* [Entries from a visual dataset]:

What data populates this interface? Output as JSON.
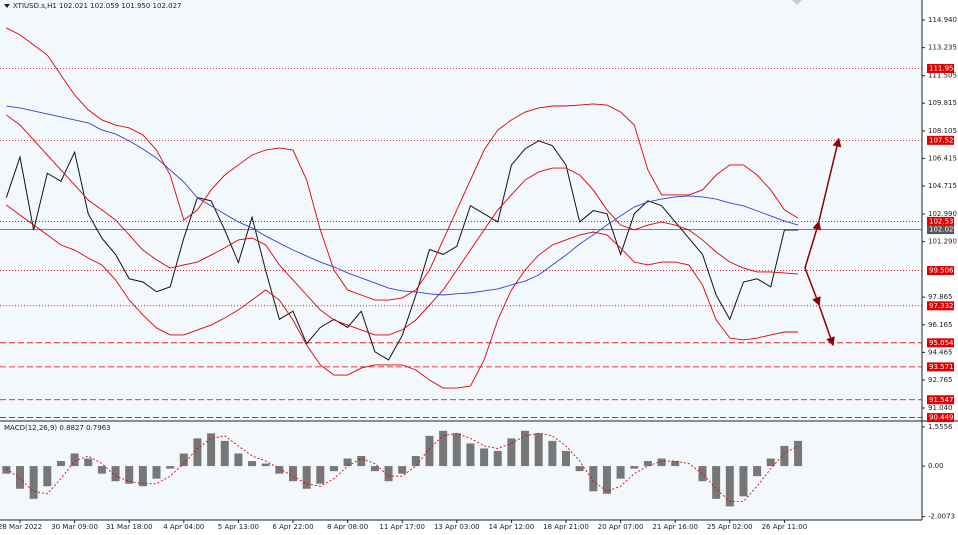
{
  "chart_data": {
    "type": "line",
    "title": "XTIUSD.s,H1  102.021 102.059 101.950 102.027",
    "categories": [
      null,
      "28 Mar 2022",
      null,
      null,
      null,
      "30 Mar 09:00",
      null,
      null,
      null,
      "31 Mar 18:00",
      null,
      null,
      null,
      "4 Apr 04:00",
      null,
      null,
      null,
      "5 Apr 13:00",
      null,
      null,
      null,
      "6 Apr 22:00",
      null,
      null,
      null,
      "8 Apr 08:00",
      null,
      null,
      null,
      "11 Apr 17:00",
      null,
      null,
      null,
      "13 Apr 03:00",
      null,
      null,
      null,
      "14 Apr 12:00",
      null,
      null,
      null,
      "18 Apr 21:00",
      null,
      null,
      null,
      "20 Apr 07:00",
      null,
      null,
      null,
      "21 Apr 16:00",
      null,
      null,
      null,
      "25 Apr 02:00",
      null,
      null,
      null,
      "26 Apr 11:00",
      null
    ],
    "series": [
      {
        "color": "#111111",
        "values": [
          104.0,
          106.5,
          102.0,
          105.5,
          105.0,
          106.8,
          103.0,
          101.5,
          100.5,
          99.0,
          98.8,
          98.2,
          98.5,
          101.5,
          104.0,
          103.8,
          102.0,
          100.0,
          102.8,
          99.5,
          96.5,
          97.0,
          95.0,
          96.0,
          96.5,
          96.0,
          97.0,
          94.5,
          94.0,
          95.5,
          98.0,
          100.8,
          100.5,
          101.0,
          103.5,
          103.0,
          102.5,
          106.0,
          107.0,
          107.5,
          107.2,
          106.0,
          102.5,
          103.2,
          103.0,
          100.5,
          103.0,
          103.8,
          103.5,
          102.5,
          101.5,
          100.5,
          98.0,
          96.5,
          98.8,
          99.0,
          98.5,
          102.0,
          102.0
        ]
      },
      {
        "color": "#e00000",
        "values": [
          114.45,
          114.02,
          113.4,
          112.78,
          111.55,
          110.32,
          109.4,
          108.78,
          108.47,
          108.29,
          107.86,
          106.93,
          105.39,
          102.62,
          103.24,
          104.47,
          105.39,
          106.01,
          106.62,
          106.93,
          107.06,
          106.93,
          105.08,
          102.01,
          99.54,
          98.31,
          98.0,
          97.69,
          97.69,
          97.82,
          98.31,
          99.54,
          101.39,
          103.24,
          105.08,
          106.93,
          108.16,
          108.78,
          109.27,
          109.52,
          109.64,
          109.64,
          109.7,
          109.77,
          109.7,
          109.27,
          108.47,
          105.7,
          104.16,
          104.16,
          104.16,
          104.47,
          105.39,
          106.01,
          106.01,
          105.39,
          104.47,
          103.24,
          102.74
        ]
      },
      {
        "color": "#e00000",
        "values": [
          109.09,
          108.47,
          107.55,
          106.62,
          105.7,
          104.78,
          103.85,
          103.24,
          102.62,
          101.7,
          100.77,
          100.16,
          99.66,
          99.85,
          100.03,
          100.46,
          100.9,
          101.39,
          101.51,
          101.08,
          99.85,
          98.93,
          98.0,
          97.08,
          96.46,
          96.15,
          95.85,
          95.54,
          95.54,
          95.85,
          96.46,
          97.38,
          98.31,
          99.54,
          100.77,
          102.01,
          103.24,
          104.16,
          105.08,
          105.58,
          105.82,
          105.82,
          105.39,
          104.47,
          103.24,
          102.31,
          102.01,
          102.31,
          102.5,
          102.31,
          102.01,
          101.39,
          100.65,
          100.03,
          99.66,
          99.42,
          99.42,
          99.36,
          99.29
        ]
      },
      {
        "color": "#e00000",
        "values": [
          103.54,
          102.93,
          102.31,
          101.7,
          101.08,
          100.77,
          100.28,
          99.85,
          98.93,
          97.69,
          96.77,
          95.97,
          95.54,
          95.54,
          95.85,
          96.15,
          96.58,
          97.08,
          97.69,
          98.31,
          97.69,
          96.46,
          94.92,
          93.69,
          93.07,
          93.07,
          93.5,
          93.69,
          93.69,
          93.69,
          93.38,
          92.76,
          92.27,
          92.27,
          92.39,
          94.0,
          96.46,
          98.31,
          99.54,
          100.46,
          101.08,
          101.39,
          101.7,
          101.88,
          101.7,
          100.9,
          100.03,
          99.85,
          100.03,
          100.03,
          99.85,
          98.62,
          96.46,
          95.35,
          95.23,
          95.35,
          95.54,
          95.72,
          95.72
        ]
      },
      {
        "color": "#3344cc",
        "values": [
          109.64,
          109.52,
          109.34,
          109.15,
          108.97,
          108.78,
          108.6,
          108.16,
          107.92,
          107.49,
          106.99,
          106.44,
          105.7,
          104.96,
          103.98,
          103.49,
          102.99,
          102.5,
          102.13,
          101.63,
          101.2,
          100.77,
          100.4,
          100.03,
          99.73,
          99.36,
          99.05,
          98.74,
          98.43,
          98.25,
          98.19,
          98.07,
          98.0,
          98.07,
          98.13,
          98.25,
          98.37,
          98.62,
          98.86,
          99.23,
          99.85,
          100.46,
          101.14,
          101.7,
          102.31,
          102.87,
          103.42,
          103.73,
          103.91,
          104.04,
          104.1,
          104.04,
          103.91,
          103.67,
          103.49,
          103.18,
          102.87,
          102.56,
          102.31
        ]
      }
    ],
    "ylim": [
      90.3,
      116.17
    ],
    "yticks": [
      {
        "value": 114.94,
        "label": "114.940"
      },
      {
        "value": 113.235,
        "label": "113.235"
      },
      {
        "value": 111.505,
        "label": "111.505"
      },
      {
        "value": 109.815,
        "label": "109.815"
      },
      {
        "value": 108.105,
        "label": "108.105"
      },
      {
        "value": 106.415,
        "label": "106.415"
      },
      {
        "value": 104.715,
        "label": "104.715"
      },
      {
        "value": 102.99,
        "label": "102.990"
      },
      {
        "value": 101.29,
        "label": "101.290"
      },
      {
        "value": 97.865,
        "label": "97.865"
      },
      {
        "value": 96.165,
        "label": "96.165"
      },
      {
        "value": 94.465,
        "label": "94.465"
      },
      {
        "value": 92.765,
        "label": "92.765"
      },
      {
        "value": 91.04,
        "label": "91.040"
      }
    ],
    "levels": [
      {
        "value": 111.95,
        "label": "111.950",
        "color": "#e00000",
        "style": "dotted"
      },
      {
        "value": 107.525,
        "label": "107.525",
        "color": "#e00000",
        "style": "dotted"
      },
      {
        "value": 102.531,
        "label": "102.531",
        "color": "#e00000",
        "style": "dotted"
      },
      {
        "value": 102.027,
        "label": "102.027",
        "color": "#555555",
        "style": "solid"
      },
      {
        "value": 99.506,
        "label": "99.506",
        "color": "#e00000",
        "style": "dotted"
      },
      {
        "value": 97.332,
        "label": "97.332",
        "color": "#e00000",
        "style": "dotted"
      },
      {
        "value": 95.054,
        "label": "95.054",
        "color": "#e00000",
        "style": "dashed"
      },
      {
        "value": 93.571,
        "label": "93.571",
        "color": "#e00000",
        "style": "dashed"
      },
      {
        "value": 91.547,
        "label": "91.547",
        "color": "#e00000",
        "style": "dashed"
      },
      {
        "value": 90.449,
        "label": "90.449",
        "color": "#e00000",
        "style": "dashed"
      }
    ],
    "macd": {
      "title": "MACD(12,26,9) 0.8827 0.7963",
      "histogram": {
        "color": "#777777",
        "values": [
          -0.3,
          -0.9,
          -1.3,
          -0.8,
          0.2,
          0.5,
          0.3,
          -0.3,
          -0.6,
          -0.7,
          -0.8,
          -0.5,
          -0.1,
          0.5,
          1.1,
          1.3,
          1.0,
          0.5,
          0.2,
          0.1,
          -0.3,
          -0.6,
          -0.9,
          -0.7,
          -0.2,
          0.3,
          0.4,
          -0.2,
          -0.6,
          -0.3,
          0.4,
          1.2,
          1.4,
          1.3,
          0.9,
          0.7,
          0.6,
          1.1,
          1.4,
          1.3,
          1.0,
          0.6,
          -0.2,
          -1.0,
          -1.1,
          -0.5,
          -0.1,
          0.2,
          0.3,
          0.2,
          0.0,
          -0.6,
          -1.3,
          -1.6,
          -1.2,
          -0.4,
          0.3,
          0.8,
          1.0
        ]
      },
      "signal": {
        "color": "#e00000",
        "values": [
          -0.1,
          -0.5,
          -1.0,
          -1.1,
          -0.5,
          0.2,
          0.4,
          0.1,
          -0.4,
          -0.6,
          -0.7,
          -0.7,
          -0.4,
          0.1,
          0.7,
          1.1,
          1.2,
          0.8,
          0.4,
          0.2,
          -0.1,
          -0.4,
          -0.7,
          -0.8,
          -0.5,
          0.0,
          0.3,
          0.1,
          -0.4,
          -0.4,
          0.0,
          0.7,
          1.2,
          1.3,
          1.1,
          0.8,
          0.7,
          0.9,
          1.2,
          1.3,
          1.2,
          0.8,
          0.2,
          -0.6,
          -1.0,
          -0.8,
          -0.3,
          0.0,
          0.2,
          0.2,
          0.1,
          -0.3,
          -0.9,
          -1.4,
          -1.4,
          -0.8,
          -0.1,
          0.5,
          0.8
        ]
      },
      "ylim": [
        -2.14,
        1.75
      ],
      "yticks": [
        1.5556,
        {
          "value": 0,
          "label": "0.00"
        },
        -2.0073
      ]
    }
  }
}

==

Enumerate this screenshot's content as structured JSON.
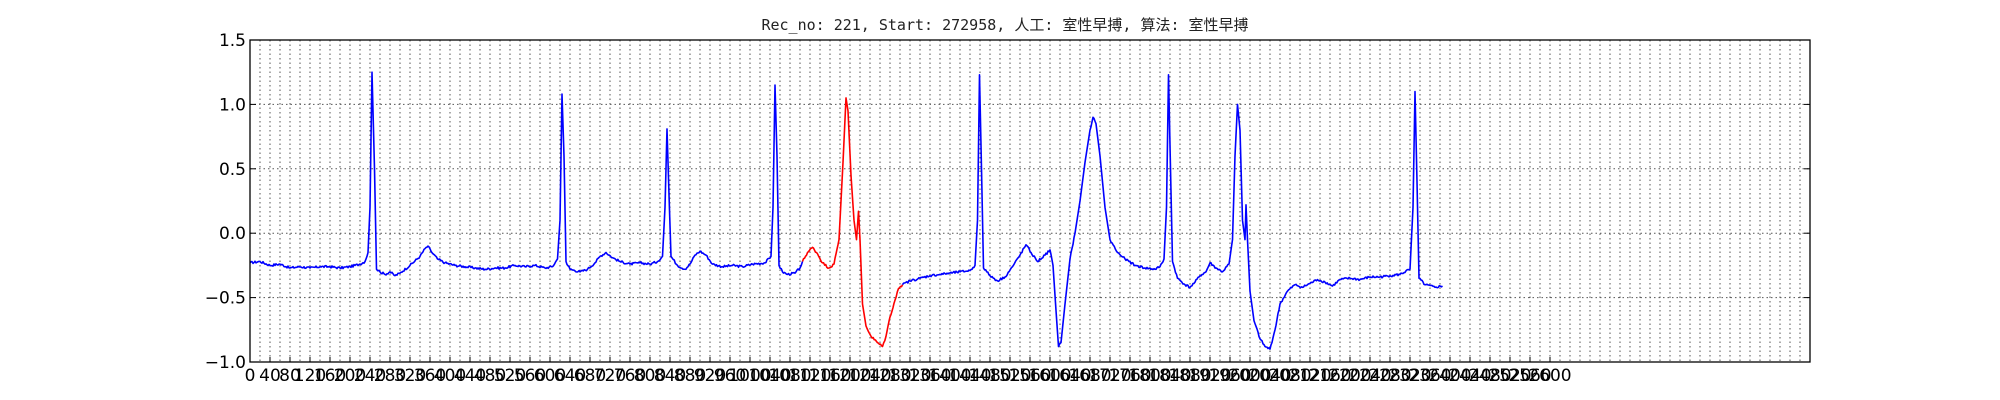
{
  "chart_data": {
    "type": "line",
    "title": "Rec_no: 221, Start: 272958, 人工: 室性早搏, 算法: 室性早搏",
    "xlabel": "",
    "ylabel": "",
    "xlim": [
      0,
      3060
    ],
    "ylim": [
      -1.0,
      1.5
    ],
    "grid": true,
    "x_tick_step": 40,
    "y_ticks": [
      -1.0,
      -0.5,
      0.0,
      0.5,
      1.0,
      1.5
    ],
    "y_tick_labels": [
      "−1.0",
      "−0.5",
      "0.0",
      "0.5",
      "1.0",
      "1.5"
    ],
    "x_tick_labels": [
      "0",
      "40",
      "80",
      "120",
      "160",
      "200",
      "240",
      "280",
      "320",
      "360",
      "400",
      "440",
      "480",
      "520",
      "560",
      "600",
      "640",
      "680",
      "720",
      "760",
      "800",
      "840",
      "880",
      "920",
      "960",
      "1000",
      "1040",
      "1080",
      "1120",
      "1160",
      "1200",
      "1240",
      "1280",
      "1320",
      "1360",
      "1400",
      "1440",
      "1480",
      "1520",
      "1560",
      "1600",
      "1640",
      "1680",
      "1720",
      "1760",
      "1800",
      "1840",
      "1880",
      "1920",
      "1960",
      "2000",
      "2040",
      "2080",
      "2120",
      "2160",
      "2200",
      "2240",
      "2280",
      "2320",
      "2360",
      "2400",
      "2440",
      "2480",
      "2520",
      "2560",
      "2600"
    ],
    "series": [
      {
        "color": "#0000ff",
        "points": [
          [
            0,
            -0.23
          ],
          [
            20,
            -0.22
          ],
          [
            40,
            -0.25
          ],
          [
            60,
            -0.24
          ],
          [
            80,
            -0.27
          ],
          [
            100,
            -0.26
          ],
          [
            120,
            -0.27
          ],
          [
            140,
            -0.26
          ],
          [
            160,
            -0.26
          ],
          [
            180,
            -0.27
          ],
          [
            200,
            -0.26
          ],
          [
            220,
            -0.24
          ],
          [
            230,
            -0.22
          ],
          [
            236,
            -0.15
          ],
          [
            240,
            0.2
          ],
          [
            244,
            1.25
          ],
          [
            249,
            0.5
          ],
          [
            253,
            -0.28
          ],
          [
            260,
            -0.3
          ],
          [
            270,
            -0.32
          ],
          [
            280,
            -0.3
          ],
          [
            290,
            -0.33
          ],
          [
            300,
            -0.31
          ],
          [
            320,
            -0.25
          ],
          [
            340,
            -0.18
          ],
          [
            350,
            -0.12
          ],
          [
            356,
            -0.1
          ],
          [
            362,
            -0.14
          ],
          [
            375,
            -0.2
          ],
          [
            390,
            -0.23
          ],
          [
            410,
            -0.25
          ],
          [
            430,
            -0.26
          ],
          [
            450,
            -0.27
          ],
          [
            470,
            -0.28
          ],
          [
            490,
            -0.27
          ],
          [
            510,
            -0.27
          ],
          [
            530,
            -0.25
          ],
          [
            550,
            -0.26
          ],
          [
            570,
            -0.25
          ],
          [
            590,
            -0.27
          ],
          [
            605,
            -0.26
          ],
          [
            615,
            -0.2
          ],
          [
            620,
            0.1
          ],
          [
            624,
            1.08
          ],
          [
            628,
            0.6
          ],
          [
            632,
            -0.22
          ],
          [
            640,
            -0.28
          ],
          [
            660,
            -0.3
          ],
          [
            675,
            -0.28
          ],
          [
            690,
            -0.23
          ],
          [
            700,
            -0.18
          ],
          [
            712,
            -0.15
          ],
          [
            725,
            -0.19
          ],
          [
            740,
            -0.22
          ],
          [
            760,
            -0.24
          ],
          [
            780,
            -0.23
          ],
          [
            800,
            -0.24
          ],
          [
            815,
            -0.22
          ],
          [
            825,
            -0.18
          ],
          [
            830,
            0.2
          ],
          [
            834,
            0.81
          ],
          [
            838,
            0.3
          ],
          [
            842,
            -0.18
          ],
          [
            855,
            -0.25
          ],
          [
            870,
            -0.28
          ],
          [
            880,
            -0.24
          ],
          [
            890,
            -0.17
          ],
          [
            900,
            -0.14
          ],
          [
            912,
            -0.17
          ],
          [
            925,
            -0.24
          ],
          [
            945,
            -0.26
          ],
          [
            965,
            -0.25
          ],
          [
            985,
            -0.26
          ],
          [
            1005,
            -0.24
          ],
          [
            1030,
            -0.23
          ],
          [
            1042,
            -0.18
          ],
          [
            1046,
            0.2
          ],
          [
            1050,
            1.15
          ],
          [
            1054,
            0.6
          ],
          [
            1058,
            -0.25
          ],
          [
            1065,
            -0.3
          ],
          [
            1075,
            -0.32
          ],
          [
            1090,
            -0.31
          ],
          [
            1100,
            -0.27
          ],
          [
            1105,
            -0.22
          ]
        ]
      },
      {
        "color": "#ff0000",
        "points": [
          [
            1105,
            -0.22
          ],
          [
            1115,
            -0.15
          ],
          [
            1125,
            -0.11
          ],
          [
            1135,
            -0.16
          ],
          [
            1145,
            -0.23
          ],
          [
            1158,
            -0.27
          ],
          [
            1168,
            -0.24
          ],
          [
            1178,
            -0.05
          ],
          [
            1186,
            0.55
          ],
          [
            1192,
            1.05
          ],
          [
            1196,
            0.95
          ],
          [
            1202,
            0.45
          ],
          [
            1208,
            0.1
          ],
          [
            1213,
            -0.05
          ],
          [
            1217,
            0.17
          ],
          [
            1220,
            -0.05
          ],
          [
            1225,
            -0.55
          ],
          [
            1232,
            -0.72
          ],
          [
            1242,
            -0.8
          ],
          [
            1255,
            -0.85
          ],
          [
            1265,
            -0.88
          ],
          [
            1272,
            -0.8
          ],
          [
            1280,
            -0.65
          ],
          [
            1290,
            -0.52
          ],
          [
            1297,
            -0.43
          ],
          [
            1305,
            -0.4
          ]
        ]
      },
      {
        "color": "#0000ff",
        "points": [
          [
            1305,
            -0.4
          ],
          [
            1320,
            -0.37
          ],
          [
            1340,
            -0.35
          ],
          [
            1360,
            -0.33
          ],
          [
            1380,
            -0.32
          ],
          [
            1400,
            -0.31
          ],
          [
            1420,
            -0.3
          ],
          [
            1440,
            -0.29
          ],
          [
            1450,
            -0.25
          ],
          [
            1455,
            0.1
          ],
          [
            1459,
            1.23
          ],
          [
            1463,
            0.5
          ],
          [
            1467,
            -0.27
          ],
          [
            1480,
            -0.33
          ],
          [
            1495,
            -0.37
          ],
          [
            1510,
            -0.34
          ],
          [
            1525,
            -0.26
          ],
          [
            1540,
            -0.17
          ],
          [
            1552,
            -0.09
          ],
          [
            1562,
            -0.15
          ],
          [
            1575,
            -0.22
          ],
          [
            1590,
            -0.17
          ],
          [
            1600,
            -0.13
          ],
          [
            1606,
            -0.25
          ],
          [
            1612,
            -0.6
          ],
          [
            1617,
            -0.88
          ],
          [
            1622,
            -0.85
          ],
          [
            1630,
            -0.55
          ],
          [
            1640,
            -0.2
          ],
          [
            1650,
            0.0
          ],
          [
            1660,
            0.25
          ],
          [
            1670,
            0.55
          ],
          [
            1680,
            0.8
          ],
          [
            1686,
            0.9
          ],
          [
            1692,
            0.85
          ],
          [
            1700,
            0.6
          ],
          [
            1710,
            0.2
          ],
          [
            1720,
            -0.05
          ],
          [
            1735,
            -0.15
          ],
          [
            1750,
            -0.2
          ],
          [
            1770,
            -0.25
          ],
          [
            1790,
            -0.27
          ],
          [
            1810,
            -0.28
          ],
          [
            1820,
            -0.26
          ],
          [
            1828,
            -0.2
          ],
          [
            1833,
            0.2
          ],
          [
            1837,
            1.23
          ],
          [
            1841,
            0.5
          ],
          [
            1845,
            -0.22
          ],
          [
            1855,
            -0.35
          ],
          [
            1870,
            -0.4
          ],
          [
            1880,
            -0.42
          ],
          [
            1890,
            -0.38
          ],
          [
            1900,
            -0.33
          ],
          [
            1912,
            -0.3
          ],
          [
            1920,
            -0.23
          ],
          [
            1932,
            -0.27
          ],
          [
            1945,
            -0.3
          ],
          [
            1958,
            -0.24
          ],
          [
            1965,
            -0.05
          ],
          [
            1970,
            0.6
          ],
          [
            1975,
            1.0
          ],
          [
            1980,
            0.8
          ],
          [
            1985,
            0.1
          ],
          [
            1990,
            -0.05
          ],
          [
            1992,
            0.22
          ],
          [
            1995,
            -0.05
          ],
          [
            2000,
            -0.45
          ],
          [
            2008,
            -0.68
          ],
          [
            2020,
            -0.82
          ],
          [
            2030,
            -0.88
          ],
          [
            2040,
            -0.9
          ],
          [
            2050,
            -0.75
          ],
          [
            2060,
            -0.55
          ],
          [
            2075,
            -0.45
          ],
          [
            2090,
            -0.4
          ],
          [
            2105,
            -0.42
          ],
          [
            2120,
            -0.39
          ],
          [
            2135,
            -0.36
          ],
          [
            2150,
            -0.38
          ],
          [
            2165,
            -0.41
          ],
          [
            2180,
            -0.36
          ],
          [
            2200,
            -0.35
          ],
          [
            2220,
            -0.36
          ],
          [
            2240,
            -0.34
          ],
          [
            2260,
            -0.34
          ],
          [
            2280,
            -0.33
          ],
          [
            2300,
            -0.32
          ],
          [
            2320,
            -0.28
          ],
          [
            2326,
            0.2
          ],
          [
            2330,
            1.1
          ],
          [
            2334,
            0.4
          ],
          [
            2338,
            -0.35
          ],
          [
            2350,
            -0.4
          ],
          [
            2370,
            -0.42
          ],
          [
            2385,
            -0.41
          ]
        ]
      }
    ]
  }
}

* [WRITTEN REQUEST]:
Look through the lines above and collect those with the word "title".

* [REPLY TO THE TASK]:
    "title": "XTIUSD.s,H1  102.021 102.059 101.950 102.027",
      "title": "MACD(12,26,9) 0.8827 0.7963",
    "title": "Rec_no: 221, Start: 272958, 人工: 室性早搏, 算法: 室性早搏",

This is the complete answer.